* [What to do] Search the material for the word "title" and copy each line that holds it.

* [Given records]
········
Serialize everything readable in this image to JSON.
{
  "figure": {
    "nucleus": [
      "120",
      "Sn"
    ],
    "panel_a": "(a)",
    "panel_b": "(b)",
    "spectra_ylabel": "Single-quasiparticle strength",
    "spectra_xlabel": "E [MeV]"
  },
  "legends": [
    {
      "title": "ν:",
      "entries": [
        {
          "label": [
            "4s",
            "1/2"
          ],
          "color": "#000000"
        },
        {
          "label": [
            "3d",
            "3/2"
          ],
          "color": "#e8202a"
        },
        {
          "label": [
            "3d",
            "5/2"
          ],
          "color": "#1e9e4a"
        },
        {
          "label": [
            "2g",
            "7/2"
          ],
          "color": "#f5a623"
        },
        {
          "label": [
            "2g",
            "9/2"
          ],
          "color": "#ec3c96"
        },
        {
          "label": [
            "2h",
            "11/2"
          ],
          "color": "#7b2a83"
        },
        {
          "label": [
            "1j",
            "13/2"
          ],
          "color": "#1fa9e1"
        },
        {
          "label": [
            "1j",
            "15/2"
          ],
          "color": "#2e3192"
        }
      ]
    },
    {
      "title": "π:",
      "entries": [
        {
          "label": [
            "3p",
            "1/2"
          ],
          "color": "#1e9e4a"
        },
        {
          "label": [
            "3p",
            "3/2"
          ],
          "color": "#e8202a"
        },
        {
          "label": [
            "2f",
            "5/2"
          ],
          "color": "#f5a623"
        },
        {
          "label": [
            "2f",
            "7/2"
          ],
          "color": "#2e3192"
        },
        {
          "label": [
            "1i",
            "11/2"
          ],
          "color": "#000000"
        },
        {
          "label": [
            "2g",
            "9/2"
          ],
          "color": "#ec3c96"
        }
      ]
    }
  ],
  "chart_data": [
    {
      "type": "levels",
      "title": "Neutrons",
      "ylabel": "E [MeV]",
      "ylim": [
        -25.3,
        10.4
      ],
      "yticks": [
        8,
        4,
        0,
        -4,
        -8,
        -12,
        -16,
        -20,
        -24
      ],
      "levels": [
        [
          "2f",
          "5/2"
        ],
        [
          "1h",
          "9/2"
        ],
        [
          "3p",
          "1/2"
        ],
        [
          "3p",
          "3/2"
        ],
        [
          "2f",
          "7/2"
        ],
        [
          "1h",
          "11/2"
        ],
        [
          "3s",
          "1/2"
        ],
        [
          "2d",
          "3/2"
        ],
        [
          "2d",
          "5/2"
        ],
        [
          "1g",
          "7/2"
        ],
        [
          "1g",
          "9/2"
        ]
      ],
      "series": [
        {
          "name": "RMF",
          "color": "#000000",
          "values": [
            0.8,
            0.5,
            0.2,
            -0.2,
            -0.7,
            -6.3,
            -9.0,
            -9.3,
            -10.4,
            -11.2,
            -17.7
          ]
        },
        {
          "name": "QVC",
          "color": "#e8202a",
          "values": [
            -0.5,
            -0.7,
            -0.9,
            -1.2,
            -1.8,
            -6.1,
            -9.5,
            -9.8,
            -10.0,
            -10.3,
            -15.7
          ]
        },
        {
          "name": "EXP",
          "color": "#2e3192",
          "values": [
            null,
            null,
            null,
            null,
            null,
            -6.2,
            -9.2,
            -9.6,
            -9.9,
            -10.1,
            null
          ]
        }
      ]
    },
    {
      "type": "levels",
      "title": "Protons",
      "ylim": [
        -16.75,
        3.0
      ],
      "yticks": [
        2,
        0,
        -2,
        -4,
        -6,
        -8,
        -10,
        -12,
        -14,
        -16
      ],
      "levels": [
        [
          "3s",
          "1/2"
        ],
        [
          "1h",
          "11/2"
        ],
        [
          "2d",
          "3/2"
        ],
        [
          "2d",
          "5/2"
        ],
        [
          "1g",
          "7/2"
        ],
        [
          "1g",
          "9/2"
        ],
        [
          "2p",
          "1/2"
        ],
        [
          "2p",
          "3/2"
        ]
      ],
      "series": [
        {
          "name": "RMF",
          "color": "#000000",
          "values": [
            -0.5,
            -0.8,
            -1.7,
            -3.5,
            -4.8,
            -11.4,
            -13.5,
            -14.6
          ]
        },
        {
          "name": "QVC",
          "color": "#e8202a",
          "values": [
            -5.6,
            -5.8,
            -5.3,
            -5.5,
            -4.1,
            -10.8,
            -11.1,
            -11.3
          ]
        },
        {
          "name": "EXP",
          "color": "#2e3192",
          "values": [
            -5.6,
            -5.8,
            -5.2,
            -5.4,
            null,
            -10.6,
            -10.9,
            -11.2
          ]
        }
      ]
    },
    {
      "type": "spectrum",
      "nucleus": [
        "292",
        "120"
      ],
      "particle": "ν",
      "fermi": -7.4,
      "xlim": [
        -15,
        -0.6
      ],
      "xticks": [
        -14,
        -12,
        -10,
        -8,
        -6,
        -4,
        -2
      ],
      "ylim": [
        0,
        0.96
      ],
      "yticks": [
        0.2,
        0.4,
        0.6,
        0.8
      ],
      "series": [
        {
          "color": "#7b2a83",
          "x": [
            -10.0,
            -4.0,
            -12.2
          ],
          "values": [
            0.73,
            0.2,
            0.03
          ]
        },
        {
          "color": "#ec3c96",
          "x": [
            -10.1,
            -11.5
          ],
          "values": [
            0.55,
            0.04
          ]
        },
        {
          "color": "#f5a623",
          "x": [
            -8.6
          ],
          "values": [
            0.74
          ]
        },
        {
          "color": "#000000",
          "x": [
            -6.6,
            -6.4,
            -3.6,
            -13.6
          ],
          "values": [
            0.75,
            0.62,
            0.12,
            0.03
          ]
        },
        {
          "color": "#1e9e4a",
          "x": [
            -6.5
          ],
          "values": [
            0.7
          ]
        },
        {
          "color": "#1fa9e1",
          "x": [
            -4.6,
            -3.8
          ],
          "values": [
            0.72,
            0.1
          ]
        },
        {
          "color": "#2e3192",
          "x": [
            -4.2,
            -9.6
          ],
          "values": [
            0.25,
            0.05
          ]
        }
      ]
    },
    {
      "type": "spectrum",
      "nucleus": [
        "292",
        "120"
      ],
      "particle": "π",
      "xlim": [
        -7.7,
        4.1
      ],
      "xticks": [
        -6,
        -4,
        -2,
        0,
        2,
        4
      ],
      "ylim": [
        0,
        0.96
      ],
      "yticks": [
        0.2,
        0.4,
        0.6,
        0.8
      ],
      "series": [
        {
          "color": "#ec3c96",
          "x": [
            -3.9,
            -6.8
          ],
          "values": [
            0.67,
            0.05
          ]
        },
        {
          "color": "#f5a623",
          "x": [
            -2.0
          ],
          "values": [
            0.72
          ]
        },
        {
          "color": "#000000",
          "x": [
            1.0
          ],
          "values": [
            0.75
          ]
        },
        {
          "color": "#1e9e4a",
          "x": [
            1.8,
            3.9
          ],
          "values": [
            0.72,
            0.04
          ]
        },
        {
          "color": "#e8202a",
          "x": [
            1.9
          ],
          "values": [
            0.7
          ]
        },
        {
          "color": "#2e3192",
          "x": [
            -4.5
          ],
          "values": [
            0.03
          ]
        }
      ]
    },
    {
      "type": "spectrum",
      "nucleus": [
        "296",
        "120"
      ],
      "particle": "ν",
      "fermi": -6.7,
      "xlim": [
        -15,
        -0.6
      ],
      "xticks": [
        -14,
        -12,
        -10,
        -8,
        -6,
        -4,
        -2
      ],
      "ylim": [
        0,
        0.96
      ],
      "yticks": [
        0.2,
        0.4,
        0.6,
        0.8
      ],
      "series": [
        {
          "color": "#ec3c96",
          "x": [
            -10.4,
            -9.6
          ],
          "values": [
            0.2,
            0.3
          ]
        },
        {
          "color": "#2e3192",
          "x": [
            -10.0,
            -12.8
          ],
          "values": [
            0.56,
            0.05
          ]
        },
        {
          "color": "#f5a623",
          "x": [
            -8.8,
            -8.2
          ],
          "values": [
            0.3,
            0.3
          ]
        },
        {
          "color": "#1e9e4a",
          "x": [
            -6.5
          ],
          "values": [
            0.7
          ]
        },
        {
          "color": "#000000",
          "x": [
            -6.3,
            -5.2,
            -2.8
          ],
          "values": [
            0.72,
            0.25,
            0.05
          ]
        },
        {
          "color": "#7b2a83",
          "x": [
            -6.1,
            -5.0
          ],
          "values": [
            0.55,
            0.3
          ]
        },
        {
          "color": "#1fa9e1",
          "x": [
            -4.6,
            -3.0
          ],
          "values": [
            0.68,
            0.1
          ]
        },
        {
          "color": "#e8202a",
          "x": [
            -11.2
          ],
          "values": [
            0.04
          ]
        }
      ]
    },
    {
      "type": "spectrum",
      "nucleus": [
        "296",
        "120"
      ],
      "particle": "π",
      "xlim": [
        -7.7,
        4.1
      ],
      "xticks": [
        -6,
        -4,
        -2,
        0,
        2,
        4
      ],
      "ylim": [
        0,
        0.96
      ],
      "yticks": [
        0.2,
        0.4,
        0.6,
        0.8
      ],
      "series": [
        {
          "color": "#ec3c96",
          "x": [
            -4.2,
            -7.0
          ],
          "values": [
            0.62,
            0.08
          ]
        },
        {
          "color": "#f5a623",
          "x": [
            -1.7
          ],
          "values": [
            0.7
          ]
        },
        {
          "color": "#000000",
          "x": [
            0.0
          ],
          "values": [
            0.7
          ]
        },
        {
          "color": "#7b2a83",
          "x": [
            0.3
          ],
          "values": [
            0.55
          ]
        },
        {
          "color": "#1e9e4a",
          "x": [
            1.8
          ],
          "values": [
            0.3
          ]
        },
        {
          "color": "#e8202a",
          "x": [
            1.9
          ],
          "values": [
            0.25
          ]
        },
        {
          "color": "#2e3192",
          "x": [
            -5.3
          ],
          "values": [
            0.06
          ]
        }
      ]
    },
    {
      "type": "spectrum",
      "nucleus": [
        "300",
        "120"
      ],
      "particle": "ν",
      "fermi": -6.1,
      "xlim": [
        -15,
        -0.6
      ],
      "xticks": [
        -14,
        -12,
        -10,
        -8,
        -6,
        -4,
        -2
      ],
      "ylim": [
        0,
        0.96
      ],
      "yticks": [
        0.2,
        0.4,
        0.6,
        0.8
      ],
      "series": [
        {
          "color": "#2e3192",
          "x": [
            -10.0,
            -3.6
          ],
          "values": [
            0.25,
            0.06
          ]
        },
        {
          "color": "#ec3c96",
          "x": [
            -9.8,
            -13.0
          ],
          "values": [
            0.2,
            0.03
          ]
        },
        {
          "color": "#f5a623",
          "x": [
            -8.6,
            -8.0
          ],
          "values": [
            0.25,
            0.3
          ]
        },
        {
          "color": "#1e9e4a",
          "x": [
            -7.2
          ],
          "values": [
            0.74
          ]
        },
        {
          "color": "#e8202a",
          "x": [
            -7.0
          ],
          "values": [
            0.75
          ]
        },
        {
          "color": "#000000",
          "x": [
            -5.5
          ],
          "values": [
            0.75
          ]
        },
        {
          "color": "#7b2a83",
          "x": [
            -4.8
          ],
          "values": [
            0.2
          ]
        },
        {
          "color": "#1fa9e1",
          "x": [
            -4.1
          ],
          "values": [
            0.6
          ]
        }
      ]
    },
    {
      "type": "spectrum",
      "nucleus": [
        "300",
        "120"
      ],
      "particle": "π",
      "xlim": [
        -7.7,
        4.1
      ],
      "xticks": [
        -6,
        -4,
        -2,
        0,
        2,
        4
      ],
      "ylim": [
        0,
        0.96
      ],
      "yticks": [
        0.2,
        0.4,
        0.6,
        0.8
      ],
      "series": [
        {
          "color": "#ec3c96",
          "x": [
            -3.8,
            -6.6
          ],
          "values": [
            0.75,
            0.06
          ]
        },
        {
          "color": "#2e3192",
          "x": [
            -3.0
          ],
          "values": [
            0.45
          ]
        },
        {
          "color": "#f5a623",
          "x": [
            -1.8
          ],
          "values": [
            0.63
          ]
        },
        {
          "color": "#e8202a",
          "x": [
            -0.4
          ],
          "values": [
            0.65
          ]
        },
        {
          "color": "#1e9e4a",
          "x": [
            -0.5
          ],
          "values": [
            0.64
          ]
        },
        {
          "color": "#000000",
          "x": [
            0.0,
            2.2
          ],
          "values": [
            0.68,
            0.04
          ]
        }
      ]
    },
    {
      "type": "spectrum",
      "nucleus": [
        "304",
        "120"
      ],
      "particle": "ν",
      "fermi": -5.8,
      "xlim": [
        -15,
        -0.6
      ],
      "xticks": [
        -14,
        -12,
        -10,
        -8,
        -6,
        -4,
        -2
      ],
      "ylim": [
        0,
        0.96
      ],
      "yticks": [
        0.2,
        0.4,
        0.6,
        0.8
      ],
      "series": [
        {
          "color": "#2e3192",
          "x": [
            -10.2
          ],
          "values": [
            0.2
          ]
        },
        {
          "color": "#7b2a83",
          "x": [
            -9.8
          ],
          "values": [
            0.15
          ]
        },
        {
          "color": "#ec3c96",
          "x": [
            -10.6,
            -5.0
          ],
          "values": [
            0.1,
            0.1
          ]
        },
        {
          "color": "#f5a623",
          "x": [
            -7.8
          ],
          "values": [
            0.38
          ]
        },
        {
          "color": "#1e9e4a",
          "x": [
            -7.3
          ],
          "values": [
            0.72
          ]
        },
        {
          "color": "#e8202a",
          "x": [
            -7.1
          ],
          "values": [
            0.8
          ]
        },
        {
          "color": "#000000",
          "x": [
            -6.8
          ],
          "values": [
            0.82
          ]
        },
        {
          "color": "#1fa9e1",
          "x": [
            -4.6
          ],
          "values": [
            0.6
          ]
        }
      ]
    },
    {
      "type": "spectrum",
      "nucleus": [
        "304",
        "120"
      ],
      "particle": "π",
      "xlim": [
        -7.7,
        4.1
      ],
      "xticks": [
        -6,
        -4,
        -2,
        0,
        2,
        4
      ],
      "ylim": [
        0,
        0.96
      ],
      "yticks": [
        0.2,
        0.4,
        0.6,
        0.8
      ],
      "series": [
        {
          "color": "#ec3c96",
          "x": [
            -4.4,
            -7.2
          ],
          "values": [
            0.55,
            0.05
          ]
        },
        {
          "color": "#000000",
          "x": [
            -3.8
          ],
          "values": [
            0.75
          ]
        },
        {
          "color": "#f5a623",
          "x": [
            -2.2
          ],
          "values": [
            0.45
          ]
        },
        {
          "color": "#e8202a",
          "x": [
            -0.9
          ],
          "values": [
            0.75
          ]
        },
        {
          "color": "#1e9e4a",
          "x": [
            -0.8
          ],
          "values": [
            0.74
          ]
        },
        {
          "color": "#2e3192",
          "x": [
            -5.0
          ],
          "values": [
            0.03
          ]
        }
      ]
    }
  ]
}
········
* [Reply]
      "title": "ν:",
      "title": "π:",
      "title": "Neutrons",
      "title": "Protons",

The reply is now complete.